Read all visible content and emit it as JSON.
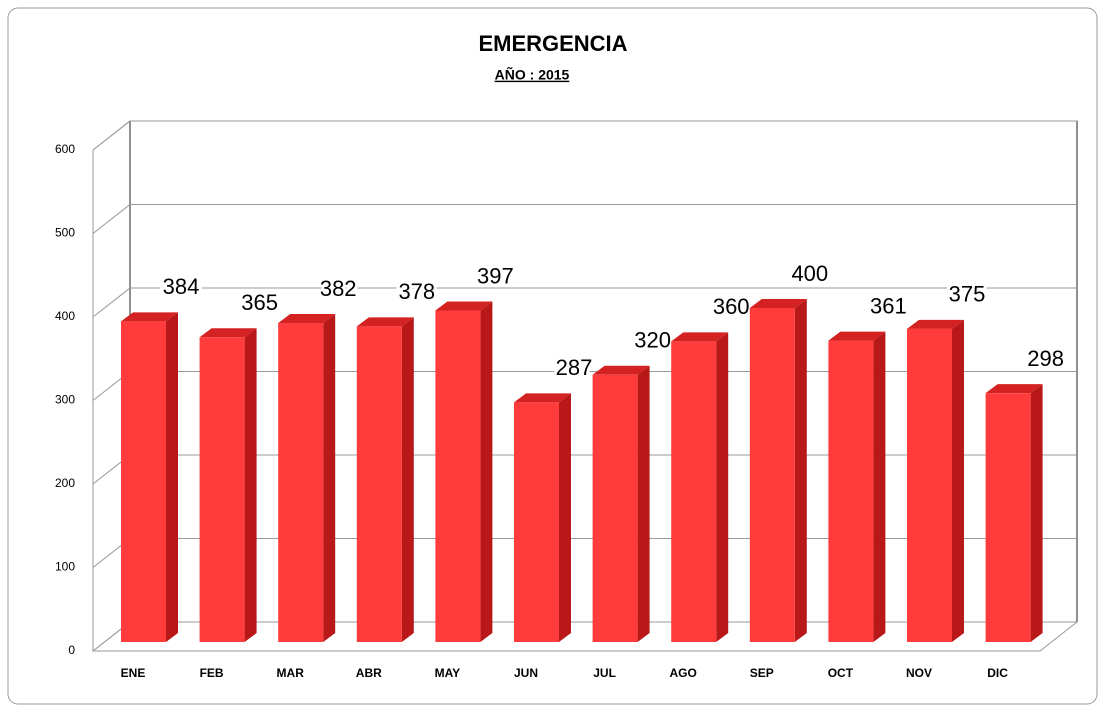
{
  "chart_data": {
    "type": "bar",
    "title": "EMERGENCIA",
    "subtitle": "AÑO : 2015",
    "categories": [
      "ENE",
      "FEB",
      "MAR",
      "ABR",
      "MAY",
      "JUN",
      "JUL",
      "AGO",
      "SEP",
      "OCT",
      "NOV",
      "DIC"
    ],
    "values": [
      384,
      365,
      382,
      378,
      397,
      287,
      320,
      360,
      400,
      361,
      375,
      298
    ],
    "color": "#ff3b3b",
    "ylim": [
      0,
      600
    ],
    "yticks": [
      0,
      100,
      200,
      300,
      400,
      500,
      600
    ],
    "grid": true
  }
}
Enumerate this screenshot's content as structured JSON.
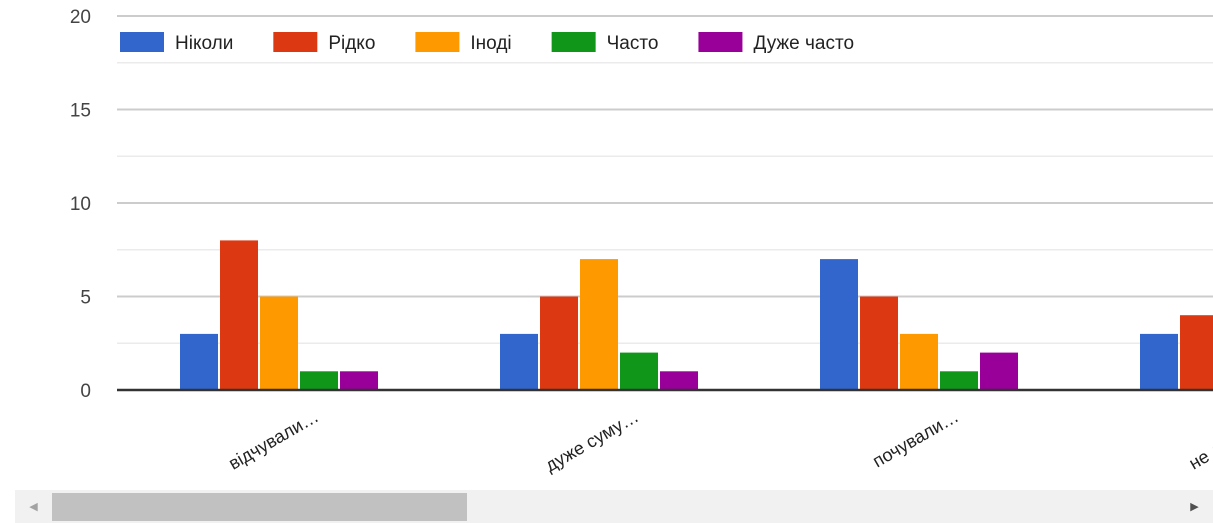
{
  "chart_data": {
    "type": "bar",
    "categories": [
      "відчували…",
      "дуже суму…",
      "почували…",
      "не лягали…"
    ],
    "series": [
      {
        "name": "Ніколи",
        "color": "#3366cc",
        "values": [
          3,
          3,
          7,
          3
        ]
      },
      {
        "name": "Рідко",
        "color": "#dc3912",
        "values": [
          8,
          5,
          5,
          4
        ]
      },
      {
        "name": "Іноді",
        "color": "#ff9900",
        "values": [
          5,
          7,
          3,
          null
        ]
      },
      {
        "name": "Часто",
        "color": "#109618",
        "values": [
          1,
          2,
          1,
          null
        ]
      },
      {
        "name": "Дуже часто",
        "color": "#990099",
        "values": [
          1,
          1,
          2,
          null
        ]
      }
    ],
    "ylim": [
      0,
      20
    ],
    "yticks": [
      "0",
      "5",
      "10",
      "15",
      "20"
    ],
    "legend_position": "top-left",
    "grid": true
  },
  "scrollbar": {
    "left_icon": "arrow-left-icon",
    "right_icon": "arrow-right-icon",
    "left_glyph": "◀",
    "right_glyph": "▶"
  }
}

· · · · ·

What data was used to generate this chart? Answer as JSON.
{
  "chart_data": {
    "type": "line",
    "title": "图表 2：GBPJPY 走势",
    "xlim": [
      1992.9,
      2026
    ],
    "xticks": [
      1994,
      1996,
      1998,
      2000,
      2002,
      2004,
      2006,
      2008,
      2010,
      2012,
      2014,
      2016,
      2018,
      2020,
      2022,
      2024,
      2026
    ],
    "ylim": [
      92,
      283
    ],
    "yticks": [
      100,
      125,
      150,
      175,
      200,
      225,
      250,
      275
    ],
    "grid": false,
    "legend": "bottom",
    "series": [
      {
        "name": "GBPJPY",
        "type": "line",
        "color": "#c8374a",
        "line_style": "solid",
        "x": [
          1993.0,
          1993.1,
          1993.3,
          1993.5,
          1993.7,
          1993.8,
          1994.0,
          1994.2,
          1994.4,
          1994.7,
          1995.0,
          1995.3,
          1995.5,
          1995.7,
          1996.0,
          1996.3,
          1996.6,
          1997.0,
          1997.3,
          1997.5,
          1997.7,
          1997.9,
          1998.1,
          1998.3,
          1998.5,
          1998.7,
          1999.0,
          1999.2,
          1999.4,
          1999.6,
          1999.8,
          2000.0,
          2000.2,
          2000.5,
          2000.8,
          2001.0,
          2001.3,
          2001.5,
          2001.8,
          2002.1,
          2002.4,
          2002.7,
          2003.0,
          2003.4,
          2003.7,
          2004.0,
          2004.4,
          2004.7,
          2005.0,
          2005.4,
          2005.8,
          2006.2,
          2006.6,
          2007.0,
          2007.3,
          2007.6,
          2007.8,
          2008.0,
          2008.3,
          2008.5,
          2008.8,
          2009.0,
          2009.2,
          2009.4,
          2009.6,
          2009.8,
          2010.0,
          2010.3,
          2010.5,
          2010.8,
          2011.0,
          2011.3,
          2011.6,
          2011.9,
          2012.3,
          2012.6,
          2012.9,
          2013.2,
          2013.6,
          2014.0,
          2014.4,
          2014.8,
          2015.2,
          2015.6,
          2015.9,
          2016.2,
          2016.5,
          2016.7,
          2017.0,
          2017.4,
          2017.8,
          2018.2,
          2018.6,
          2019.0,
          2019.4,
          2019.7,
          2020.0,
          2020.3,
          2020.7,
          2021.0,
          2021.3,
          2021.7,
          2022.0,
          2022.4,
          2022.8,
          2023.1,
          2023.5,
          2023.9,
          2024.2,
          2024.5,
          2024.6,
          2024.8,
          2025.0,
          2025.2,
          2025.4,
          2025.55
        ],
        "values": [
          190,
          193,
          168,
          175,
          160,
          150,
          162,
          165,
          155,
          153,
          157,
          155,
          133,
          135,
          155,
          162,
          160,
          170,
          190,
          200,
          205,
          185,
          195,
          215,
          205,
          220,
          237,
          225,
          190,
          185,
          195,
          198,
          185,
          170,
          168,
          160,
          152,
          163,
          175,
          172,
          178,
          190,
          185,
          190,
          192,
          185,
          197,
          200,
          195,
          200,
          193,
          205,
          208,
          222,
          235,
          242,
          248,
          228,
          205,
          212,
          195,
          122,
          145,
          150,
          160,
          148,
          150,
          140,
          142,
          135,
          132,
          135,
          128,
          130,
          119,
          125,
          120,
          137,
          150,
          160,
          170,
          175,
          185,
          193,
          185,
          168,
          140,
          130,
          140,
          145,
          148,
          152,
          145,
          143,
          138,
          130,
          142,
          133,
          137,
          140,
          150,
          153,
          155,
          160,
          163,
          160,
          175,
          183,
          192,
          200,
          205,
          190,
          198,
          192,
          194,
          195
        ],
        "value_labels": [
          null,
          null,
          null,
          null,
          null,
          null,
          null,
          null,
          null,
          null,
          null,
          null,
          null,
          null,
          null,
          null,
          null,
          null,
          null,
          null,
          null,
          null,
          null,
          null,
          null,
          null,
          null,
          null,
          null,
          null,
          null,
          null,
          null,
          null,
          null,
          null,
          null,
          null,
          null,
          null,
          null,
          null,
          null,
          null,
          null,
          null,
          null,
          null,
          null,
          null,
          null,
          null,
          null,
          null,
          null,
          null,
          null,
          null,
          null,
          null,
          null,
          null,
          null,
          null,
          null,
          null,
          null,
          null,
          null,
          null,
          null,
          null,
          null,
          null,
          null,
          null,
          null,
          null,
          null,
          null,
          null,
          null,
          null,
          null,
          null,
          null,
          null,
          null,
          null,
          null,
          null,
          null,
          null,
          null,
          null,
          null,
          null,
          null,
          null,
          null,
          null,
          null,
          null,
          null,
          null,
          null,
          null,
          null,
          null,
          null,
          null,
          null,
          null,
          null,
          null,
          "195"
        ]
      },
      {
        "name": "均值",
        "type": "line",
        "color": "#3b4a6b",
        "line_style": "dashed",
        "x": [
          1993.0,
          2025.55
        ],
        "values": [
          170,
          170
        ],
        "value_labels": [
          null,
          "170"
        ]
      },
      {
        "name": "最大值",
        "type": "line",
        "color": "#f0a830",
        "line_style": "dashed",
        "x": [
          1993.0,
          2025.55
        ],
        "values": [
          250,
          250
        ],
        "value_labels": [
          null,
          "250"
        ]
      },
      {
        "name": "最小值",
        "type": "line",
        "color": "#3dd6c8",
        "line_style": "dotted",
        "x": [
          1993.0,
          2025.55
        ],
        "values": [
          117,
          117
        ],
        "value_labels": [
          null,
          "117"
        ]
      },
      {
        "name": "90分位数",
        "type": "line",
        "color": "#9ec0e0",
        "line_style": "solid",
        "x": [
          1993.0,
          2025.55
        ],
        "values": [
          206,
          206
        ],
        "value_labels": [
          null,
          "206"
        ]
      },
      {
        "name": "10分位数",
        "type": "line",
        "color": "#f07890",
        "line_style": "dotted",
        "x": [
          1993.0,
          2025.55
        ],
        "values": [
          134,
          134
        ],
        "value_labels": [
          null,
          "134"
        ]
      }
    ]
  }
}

· · · · ·

Looking at the material above, count the lines that hold "icon" and give the total alone.

2